**DOCUMENTFRAGMENT**
==============================

Uit onderzoek blijken de vier boksbeugels die in de woning van verdachte in beslag zijn genomen boksbeugels te zijn als bedoeld in artikel 2, lid 1, categorie I onder 3 van de Wet wapens en munitie.Ook het opvouwbaar mes valt onder artikel 2 lid 1 categorie I sub 3 van de Wet wapens en munitie.
De geluiddemper is een niet in het vuurwapen geïntegreerd, aan de loopmond daarvan bevestigd voorwerp dat bestemd/geschikt is om te bewerkstelligen dat het geluid van het schot wordt gedempt en is daarom een geluiddemper als bedoeld in artikel 2 lid 1 onder F van de Regeling wapens en munitie en valt onder artikel 2, lid 1, categorie I sub 3 van de Wet wapens en munitie.
Na onderzoek blijken de beide messen die in de woning van verdachte in beslag zijn genomen werpmessen te zijn in de zin van artikel 1 onder 3 gelet op artikel 2 lid 1 categorie III onder 3 van de Wet wapens en munitie. Het voorhanden hebben van dit wapen is strafbaar gesteld bij artikel 26 lid 1 juncto 55 lid 3 sub a van de Wet wapens en munitie.

==============================

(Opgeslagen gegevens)

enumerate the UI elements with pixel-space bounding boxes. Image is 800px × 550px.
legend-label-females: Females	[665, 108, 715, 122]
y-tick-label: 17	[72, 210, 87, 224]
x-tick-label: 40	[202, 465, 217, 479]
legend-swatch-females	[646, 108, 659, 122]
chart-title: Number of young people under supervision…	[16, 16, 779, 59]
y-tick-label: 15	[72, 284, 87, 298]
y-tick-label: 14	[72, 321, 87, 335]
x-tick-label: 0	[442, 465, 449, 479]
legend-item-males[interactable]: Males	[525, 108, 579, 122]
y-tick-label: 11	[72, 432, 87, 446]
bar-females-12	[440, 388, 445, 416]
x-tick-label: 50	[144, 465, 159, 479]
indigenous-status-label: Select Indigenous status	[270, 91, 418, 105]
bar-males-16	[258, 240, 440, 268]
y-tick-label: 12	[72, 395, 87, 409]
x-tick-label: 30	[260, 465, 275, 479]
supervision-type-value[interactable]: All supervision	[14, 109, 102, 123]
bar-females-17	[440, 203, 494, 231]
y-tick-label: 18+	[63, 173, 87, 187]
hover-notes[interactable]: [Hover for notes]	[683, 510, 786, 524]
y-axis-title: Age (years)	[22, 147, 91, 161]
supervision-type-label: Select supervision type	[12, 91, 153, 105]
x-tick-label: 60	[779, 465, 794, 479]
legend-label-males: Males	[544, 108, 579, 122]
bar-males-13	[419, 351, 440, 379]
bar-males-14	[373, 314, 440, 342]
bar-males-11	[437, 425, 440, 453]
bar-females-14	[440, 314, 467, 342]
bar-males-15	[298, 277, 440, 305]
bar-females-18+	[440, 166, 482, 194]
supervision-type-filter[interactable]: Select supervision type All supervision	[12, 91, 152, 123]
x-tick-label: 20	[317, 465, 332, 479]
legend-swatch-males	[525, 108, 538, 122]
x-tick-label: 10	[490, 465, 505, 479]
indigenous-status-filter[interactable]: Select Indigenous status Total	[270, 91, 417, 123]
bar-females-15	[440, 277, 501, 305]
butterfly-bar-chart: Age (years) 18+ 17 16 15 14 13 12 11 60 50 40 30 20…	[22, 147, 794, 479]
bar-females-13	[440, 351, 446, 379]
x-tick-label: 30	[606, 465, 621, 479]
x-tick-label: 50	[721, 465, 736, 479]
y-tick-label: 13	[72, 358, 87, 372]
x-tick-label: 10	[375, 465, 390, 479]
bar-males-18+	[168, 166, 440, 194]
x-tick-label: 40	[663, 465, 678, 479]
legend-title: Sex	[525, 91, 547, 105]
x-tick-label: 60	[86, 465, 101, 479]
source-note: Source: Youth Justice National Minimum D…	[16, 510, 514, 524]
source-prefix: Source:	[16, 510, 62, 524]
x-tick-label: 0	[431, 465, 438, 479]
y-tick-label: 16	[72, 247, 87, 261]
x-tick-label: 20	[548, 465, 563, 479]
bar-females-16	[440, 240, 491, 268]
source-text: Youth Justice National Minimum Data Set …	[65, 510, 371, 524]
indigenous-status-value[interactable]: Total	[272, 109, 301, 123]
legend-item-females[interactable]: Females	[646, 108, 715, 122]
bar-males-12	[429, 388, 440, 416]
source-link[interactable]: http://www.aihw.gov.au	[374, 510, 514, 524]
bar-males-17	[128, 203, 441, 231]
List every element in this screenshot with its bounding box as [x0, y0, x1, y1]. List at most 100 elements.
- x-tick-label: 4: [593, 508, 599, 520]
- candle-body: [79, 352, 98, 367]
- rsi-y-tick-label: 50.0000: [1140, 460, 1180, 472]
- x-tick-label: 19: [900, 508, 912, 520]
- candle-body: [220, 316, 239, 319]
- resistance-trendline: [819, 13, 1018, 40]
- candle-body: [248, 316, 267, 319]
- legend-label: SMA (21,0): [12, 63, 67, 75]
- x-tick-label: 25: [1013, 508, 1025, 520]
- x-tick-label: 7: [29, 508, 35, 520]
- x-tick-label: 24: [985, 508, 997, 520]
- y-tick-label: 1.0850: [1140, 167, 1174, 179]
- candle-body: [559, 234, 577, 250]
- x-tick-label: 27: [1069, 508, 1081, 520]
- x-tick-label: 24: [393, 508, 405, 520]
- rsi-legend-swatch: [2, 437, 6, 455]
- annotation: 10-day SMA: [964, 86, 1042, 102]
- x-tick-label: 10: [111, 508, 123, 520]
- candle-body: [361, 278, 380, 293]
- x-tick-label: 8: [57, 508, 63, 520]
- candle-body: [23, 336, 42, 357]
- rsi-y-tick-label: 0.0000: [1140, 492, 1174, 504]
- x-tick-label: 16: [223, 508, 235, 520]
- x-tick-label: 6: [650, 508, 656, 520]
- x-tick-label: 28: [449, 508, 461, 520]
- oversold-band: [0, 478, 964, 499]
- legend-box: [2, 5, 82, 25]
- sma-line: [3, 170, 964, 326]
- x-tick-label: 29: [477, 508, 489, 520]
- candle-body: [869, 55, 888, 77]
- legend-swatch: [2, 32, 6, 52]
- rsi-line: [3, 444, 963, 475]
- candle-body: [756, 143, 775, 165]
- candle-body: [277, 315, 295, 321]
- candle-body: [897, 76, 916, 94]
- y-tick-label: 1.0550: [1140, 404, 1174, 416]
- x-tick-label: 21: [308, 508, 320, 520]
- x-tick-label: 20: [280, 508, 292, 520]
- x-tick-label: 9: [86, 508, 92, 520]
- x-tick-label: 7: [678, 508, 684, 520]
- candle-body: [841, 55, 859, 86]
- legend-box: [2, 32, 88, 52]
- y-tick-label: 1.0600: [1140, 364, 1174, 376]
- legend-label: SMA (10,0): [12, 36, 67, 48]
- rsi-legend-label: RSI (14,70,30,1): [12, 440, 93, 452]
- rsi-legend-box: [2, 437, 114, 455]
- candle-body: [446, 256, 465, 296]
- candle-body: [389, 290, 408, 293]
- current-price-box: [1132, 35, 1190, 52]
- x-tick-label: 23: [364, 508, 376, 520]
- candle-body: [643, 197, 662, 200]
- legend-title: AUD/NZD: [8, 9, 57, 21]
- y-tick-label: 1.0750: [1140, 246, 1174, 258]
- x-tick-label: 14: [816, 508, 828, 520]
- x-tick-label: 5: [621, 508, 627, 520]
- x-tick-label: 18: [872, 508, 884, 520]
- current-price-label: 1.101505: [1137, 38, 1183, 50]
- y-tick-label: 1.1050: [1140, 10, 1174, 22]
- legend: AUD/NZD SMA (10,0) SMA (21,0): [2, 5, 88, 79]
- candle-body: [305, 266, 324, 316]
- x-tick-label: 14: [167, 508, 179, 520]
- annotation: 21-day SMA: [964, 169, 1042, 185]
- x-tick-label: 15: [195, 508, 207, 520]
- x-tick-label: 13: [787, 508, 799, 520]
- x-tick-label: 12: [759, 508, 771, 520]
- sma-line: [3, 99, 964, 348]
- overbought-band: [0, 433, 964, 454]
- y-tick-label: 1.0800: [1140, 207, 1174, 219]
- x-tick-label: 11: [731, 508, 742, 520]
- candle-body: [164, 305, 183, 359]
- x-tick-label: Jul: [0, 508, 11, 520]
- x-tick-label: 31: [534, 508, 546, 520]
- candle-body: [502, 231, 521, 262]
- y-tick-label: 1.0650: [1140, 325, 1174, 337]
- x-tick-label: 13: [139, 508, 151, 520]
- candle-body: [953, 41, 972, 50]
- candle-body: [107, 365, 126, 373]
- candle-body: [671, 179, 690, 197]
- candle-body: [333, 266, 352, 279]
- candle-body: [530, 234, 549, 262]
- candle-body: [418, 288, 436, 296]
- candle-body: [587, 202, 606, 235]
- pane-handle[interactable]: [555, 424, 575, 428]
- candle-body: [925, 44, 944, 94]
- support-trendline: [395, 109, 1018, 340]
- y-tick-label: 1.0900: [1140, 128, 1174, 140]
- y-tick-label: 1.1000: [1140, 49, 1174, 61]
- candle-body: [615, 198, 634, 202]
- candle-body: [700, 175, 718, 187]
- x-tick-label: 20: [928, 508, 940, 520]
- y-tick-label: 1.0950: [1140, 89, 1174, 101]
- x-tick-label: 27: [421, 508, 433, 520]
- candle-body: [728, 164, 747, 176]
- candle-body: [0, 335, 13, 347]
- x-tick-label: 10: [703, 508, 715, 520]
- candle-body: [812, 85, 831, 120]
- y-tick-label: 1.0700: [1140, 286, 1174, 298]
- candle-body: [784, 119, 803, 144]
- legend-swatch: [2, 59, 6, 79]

==============================

**OPDRACHT**
Schrijf het stuk van het documentfragment van "Uit onderzoek blijken" tot en met "1 categorie I sub 3 van de Wet wapens en munitie." opnieuw uit en verander daarin "woning" in "schuur". De gegevens hebben niets met het documentfragment te maken.

**ANTWOORDRUIMTE**
Uit onderzoek blijken de vier boksbeugels die in de schuur van verdachte in beslag zijn genomen boksbeugels te zijn als bedoeld in artikel 2, lid 1, categorie I onder 3 van de Wet wapens en munitie.Ook het opvouwbaar mes valt onder artikel 2 lid 1 categorie I sub 3 van de Wet wapens en munitie.